** Begin **
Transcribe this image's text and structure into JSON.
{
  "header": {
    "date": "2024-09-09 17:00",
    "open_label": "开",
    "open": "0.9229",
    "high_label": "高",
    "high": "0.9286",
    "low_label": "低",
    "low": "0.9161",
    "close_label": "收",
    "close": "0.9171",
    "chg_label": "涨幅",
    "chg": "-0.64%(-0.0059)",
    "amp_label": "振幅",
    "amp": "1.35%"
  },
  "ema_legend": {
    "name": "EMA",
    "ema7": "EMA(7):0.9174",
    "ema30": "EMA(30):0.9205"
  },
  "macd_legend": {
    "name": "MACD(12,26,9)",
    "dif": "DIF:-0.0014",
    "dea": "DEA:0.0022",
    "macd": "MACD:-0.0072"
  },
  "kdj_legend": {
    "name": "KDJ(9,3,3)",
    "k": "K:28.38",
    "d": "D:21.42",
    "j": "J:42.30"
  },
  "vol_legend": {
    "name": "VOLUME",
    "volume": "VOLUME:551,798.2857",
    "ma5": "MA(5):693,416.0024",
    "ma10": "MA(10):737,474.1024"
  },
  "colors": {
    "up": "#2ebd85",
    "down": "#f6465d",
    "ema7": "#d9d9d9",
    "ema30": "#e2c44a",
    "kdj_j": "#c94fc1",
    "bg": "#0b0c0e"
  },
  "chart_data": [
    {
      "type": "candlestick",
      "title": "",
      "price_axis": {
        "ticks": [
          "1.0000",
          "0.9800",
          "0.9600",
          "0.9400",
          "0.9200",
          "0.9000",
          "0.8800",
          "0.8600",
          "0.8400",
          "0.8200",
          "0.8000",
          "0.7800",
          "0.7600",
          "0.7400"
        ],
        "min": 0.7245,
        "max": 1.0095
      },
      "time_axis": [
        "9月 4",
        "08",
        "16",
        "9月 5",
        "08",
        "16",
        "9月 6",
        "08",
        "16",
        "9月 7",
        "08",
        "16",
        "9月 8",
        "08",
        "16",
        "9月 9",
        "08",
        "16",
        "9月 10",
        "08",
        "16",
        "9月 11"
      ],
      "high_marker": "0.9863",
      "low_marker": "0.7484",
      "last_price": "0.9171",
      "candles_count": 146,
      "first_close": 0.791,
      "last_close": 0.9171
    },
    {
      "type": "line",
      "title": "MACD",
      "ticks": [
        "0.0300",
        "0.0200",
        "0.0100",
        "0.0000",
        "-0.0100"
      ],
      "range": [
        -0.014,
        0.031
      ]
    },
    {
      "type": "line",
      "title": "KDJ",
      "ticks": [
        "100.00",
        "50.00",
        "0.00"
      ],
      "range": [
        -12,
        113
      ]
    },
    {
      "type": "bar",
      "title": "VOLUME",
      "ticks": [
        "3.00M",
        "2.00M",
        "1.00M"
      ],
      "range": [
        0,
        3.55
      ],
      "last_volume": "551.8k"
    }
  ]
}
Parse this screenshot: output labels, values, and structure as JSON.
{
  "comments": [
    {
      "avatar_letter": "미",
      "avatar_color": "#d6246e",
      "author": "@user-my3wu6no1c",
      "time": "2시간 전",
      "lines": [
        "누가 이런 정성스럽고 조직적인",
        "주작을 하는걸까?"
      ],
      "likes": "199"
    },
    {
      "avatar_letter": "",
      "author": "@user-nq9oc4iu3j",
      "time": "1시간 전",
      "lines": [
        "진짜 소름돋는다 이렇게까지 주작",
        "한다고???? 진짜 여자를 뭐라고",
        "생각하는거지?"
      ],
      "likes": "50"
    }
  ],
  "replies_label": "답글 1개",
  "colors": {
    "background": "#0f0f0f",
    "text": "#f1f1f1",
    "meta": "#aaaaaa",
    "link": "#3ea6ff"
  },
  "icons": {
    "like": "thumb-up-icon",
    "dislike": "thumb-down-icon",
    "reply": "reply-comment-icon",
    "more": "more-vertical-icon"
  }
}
** End **
EXERCISE TASK - Faithfully reproduce all of the records, character for character.

RESULT FOR THIS EXERCISE -
Transcribe this image's text and structure into JSON.
{
  "header": {
    "date": "2024-09-09 17:00",
    "open_label": "开",
    "open": "0.9229",
    "high_label": "高",
    "high": "0.9286",
    "low_label": "低",
    "low": "0.9161",
    "close_label": "收",
    "close": "0.9171",
    "chg_label": "涨幅",
    "chg": "-0.64%(-0.0059)",
    "amp_label": "振幅",
    "amp": "1.35%"
  },
  "ema_legend": {
    "name": "EMA",
    "ema7": "EMA(7):0.9174",
    "ema30": "EMA(30):0.9205"
  },
  "macd_legend": {
    "name": "MACD(12,26,9)",
    "dif": "DIF:-0.0014",
    "dea": "DEA:0.0022",
    "macd": "MACD:-0.0072"
  },
  "kdj_legend": {
    "name": "KDJ(9,3,3)",
    "k": "K:28.38",
    "d": "D:21.42",
    "j": "J:42.30"
  },
  "vol_legend": {
    "name": "VOLUME",
    "volume": "VOLUME:551,798.2857",
    "ma5": "MA(5):693,416.0024",
    "ma10": "MA(10):737,474.1024"
  },
  "colors": {
    "up": "#2ebd85",
    "down": "#f6465d",
    "ema7": "#d9d9d9",
    "ema30": "#e2c44a",
    "kdj_j": "#c94fc1",
    "bg": "#0b0c0e"
  },
  "chart_data": [
    {
      "type": "candlestick",
      "title": "",
      "price_axis": {
        "ticks": [
          "1.0000",
          "0.9800",
          "0.9600",
          "0.9400",
          "0.9200",
          "0.9000",
          "0.8800",
          "0.8600",
          "0.8400",
          "0.8200",
          "0.8000",
          "0.7800",
          "0.7600",
          "0.7400"
        ],
        "min": 0.7245,
        "max": 1.0095
      },
      "time_axis": [
        "9月 4",
        "08",
        "16",
        "9月 5",
        "08",
        "16",
        "9月 6",
        "08",
        "16",
        "9月 7",
        "08",
        "16",
        "9月 8",
        "08",
        "16",
        "9月 9",
        "08",
        "16",
        "9月 10",
        "08",
        "16",
        "9月 11"
      ],
      "high_marker": "0.9863",
      "low_marker": "0.7484",
      "last_price": "0.9171",
      "candles_count": 146,
      "first_close": 0.791,
      "last_close": 0.9171
    },
    {
      "type": "line",
      "title": "MACD",
      "ticks": [
        "0.0300",
        "0.0200",
        "0.0100",
        "0.0000",
        "-0.0100"
      ],
      "range": [
        -0.014,
        0.031
      ]
    },
    {
      "type": "line",
      "title": "KDJ",
      "ticks": [
        "100.00",
        "50.00",
        "0.00"
      ],
      "range": [
        -12,
        113
      ]
    },
    {
      "type": "bar",
      "title": "VOLUME",
      "ticks": [
        "3.00M",
        "2.00M",
        "1.00M"
      ],
      "range": [
        0,
        3.55
      ],
      "last_volume": "551.8k"
    }
  ]
}
Parse this screenshot: output labels, values, and structure as JSON.
{
  "comments": [
    {
      "avatar_letter": "미",
      "avatar_color": "#d6246e",
      "author": "@user-my3wu6no1c",
      "time": "2시간 전",
      "lines": [
        "누가 이런 정성스럽고 조직적인",
        "주작을 하는걸까?"
      ],
      "likes": "199"
    },
    {
      "avatar_letter": "",
      "author": "@user-nq9oc4iu3j",
      "time": "1시간 전",
      "lines": [
        "진짜 소름돋는다 이렇게까지 주작",
        "한다고???? 진짜 여자를 뭐라고",
        "생각하는거지?"
      ],
      "likes": "50"
    }
  ],
  "replies_label": "답글 1개",
  "colors": {
    "background": "#0f0f0f",
    "text": "#f1f1f1",
    "meta": "#aaaaaa",
    "link": "#3ea6ff"
  },
  "icons": {
    "like": "thumb-up-icon",
    "dislike": "thumb-down-icon",
    "reply": "reply-comment-icon",
    "more": "more-vertical-icon"
  }
}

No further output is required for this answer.